* BEGIN Extracted information *
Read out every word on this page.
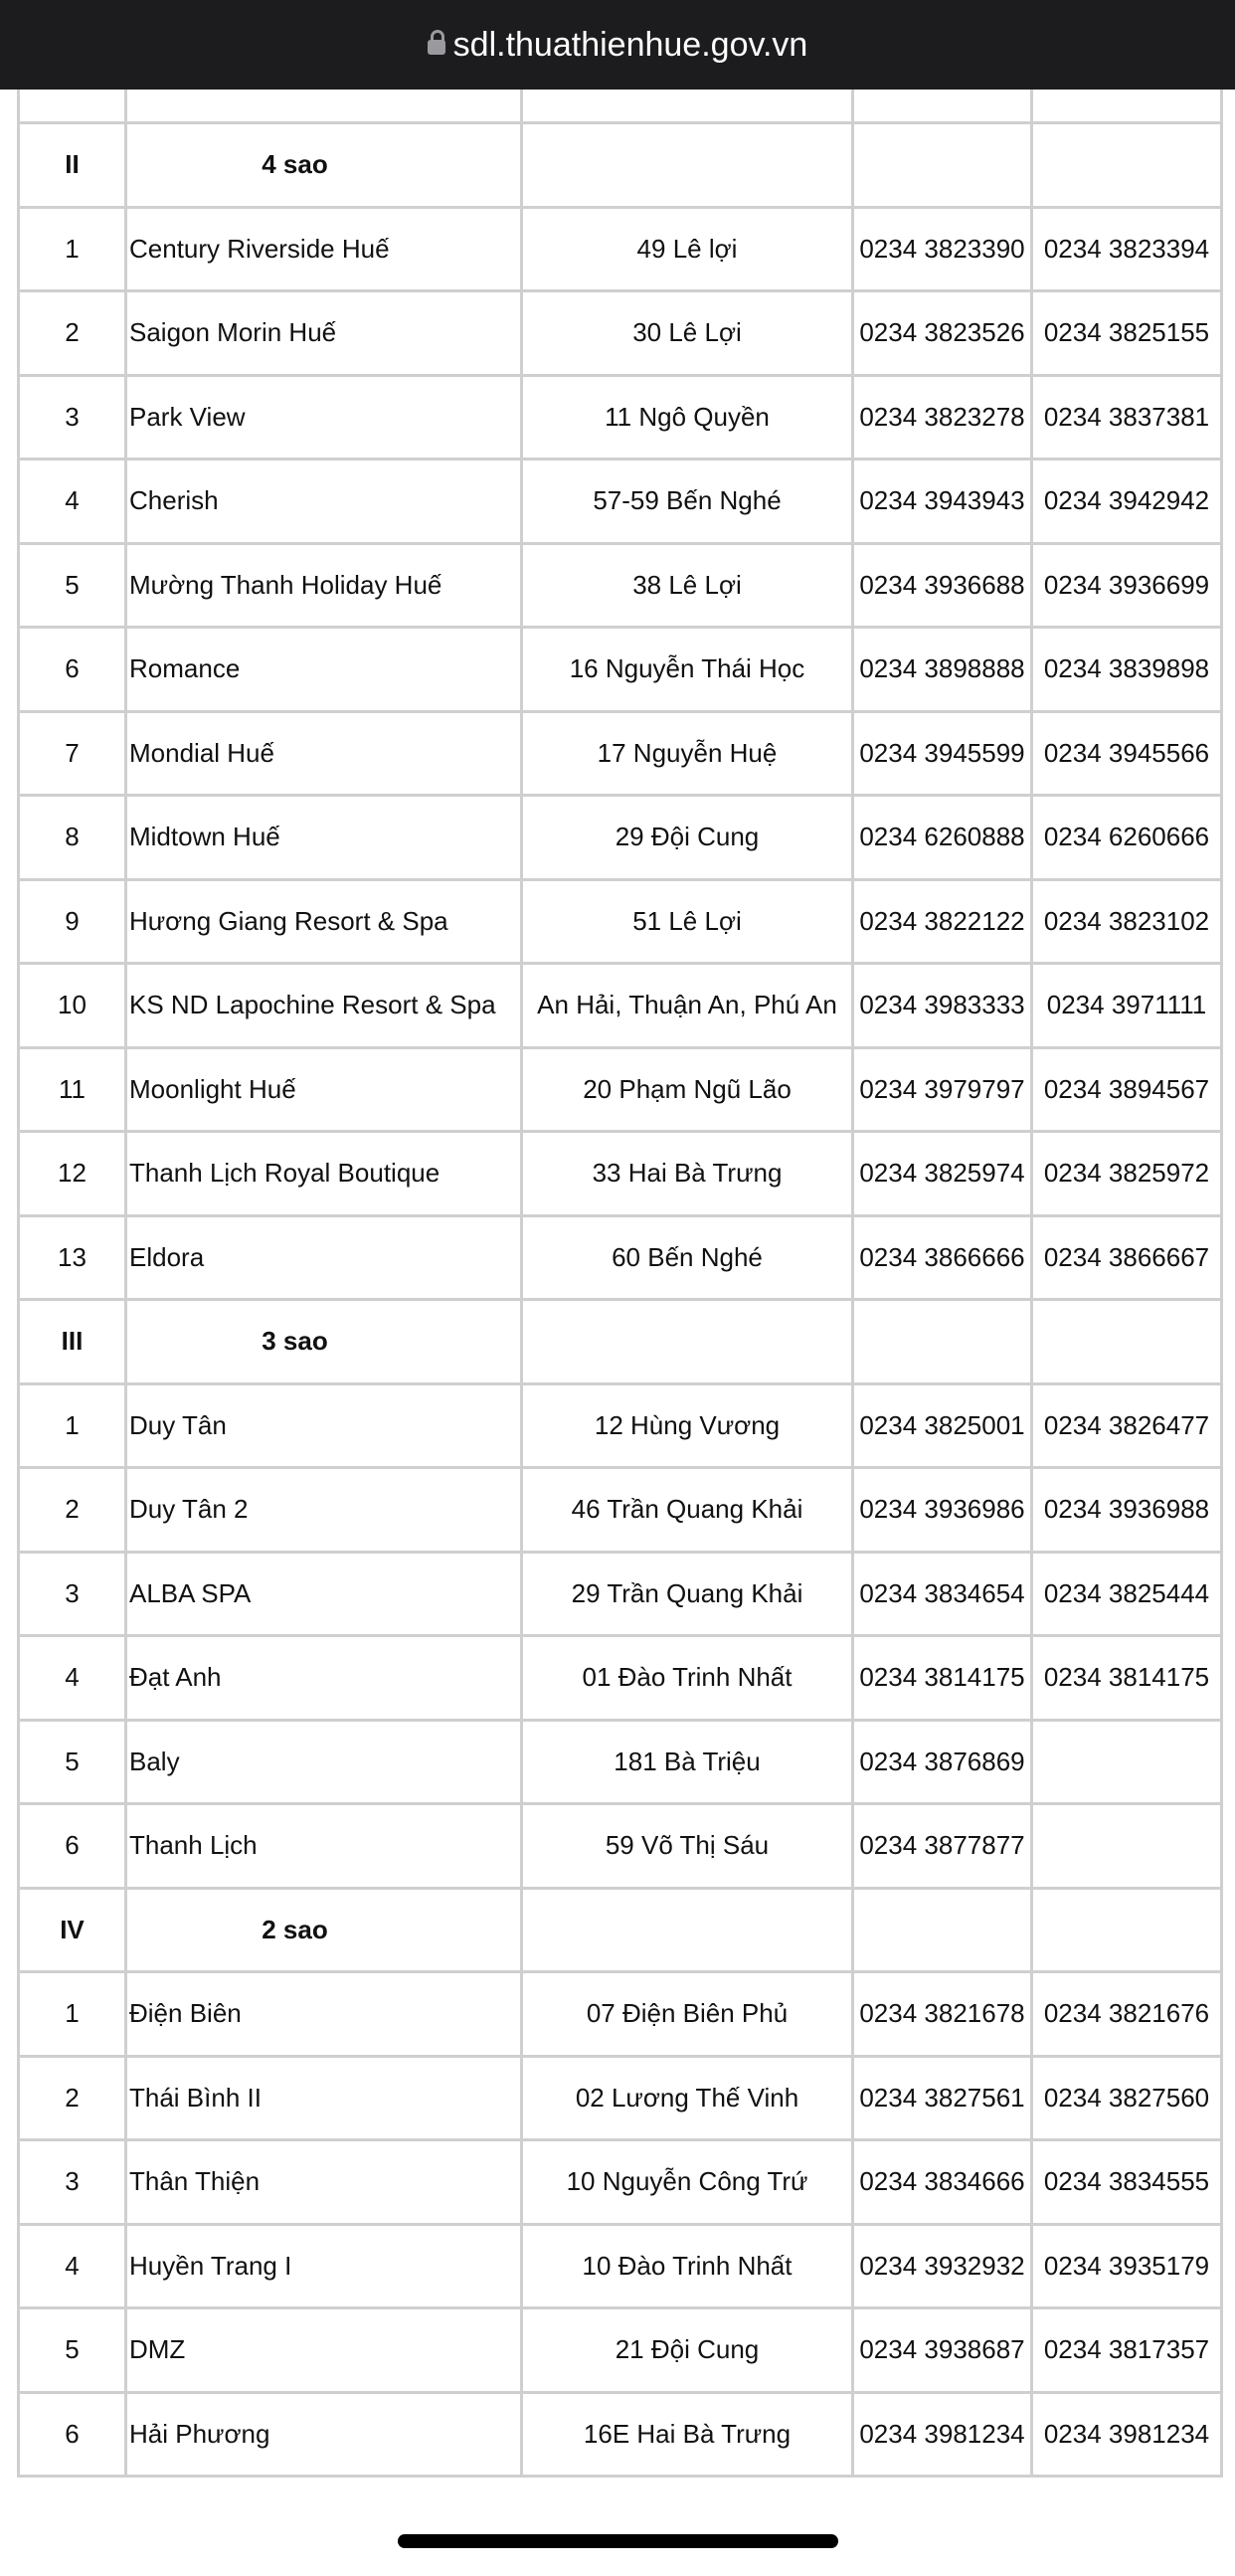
sdl.thuathienhue.gov.vn

II	4 sao			
1	Century Riverside Huế	49 Lê lợi	0234 3823390	0234 3823394
2	Saigon Morin Huế	30 Lê Lợi	0234 3823526	0234 3825155
3	Park View	11 Ngô Quyền	0234 3823278	0234 3837381
4	Cherish	57-59 Bến Nghé	0234 3943943	0234 3942942
5	Mường Thanh Holiday Huế	38 Lê Lợi	0234 3936688	0234 3936699
6	Romance	16 Nguyễn Thái Học	0234 3898888	0234 3839898
7	Mondial Huế	17 Nguyễn Huệ	0234 3945599	0234 3945566
8	Midtown Huế	29 Đội Cung	0234 6260888	0234 6260666
9	Hương Giang Resort & Spa	51 Lê Lợi	0234 3822122	0234 3823102
10	KS ND Lapochine Resort & Spa	An Hải, Thuận An, Phú An	0234 3983333	0234 3971111
11	Moonlight Huế	20 Phạm Ngũ Lão	0234 3979797	0234 3894567
12	Thanh Lịch Royal Boutique	33 Hai Bà Trưng	0234 3825974	0234 3825972
13	Eldora	60 Bến Nghé	0234 3866666	0234 3866667
III	3 sao			
1	Duy Tân	12 Hùng Vương	0234 3825001	0234 3826477
2	Duy Tân 2	46 Trần Quang Khải	0234 3936986	0234 3936988
3	ALBA SPA	29 Trần Quang Khải	0234 3834654	0234 3825444
4	Đạt Anh	01 Đào Trinh Nhất	0234 3814175	0234 3814175
5	Baly	181 Bà Triệu	0234 3876869	
6	Thanh Lịch	59 Võ Thị Sáu	0234 3877877	
IV	2 sao			
1	Điện Biên	07 Điện Biên Phủ	0234 3821678	0234 3821676
2	Thái Bình II	02 Lương Thế Vinh	0234 3827561	0234 3827560
3	Thân Thiện	10 Nguyễn Công Trứ	0234 3834666	0234 3834555
4	Huyền Trang I	10 Đào Trinh Nhất	0234 3932932	0234 3935179
5	DMZ	21 Đội Cung	0234 3938687	0234 3817357
6	Hải Phương	16E Hai Bà Trưng	0234 3981234	0234 3981234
* END Extracted information *
• Job:
Report how many lines of the listing hold the word "Cung", with nothing but the number.

• Expected output:
2